Exercise: Give every line below again, exactly.

Supplied records:
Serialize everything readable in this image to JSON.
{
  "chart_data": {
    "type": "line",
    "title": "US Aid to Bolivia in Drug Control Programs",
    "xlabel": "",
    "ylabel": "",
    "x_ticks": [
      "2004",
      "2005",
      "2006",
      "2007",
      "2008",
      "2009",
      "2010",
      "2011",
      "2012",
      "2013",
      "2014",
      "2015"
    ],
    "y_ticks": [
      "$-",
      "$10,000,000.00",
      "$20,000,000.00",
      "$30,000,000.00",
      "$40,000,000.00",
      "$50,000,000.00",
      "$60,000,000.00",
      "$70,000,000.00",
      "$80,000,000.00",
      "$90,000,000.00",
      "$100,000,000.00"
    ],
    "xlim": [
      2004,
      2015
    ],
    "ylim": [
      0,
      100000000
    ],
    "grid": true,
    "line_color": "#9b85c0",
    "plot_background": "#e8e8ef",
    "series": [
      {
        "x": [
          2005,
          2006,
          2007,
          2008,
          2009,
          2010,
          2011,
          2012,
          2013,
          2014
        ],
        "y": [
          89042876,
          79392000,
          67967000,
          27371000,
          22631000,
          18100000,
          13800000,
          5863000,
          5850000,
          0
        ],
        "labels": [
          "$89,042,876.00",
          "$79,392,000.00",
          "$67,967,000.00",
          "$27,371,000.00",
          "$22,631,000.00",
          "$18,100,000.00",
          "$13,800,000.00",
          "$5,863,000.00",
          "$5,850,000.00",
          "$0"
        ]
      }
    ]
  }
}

Final result:
Serialize everything readable in this image to JSON.
{
  "chart_data": {
    "type": "line",
    "title": "US Aid to Bolivia in Drug Control Programs",
    "xlabel": "",
    "ylabel": "",
    "x_ticks": [
      "2004",
      "2005",
      "2006",
      "2007",
      "2008",
      "2009",
      "2010",
      "2011",
      "2012",
      "2013",
      "2014",
      "2015"
    ],
    "y_ticks": [
      "$-",
      "$10,000,000.00",
      "$20,000,000.00",
      "$30,000,000.00",
      "$40,000,000.00",
      "$50,000,000.00",
      "$60,000,000.00",
      "$70,000,000.00",
      "$80,000,000.00",
      "$90,000,000.00",
      "$100,000,000.00"
    ],
    "xlim": [
      2004,
      2015
    ],
    "ylim": [
      0,
      100000000
    ],
    "grid": true,
    "line_color": "#9b85c0",
    "plot_background": "#e8e8ef",
    "series": [
      {
        "x": [
          2005,
          2006,
          2007,
          2008,
          2009,
          2010,
          2011,
          2012,
          2013,
          2014
        ],
        "y": [
          89042876,
          79392000,
          67967000,
          27371000,
          22631000,
          18100000,
          13800000,
          5863000,
          5850000,
          0
        ],
        "labels": [
          "$89,042,876.00",
          "$79,392,000.00",
          "$67,967,000.00",
          "$27,371,000.00",
          "$22,631,000.00",
          "$18,100,000.00",
          "$13,800,000.00",
          "$5,863,000.00",
          "$5,850,000.00",
          "$0"
        ]
      }
    ]
  }
}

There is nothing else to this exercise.